** Start Extracted material **

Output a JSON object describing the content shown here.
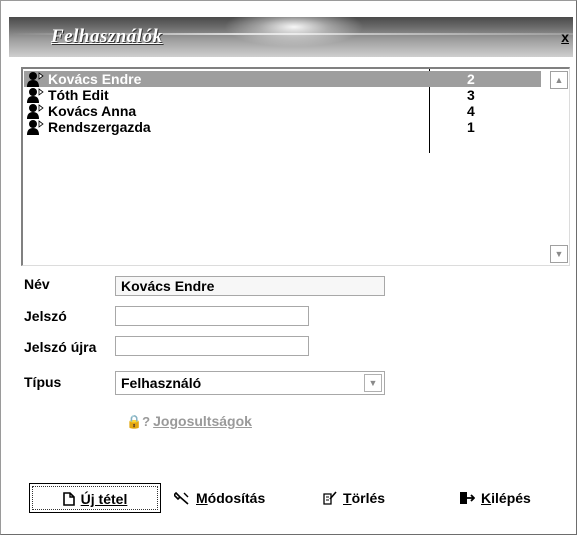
{
  "window": {
    "title": "Felhasználók",
    "close_label": "x"
  },
  "users": [
    {
      "name": "Kovács Endre",
      "number": "2",
      "selected": true
    },
    {
      "name": "Tóth Edit",
      "number": "3",
      "selected": false
    },
    {
      "name": "Kovács Anna",
      "number": "4",
      "selected": false
    },
    {
      "name": "Rendszergazda",
      "number": "1",
      "selected": false
    }
  ],
  "form": {
    "name_label": "Név",
    "name_value": "Kovács Endre",
    "password_label": "Jelszó",
    "password_value": "",
    "password_again_label": "Jelszó újra",
    "password_again_value": "",
    "type_label": "Típus",
    "type_value": "Felhasználó",
    "permissions_button": "Jogosultságok"
  },
  "buttons": {
    "new_item": "Új tétel",
    "modify": "Módosítás",
    "delete": "Törlés",
    "exit": "Kilépés"
  },
  "colors": {
    "selection": "#9e9e9e",
    "disabled_text": "#9a9a9a"
  }
}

** End Extracted material **

= Exercise =
Reproduce the full listing above verbatim, with no pictures included.

= Task result =
Output a JSON object describing the content shown here.
{
  "window": {
    "title": "Felhasználók",
    "close_label": "x"
  },
  "users": [
    {
      "name": "Kovács Endre",
      "number": "2",
      "selected": true
    },
    {
      "name": "Tóth Edit",
      "number": "3",
      "selected": false
    },
    {
      "name": "Kovács Anna",
      "number": "4",
      "selected": false
    },
    {
      "name": "Rendszergazda",
      "number": "1",
      "selected": false
    }
  ],
  "form": {
    "name_label": "Név",
    "name_value": "Kovács Endre",
    "password_label": "Jelszó",
    "password_value": "",
    "password_again_label": "Jelszó újra",
    "password_again_value": "",
    "type_label": "Típus",
    "type_value": "Felhasználó",
    "permissions_button": "Jogosultságok"
  },
  "buttons": {
    "new_item": "Új tétel",
    "modify": "Módosítás",
    "delete": "Törlés",
    "exit": "Kilépés"
  },
  "colors": {
    "selection": "#9e9e9e",
    "disabled_text": "#9a9a9a"
  }
}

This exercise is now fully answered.